» Problem requirements
Look through the listing and locate every line containing the word "Teils"; copy those lines.

» Information given
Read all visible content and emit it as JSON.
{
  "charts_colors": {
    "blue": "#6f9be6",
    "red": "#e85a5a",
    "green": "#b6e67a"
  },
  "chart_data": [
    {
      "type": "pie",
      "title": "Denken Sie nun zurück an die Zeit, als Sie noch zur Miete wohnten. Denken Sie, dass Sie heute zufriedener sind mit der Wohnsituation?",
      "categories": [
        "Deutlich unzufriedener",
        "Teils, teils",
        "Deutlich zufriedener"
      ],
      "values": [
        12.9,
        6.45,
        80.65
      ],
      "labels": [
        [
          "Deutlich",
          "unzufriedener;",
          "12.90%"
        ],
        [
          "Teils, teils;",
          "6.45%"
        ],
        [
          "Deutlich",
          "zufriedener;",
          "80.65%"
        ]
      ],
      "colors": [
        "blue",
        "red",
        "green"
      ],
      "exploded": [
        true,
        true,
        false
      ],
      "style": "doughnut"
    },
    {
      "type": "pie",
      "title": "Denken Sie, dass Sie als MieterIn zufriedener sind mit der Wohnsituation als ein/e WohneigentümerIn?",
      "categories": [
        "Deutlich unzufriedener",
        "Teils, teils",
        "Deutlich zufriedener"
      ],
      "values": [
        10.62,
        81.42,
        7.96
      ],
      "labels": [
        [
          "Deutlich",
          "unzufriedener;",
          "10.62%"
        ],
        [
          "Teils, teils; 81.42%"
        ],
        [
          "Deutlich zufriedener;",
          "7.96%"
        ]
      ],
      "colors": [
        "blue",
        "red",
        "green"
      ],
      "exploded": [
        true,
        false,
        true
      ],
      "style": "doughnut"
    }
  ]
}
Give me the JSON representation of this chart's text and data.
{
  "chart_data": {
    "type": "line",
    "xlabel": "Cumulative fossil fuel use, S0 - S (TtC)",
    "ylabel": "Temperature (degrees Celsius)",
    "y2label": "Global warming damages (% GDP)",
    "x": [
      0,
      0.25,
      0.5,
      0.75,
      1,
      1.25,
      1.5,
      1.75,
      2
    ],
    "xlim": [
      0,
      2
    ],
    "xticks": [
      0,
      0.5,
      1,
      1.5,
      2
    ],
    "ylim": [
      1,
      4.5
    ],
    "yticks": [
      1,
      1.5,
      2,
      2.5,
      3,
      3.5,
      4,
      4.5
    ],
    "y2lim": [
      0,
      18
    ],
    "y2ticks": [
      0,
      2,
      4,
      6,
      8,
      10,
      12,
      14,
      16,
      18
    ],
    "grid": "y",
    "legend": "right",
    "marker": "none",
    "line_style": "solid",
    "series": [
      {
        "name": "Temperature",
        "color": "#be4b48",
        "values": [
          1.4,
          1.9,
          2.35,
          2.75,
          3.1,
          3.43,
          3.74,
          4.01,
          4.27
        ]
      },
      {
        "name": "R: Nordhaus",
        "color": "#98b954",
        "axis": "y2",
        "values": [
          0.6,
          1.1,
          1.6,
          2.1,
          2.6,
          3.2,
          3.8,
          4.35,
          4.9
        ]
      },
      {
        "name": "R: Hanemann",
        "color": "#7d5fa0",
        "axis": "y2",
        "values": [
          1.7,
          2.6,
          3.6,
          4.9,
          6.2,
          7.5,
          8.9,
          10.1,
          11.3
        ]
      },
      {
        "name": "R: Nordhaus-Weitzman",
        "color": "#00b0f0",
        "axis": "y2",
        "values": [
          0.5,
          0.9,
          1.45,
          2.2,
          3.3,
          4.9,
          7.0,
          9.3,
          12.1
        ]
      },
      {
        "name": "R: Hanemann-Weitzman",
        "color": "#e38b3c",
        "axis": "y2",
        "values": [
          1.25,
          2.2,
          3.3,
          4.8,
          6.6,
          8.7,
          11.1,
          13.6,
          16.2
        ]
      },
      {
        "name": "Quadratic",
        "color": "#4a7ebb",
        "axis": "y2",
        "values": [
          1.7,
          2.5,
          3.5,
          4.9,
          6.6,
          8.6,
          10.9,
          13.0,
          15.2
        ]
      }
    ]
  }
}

» The result
        "Teils, teils",
          "Teils, teils;",
        "Teils, teils",
          "Teils, teils; 81.42%"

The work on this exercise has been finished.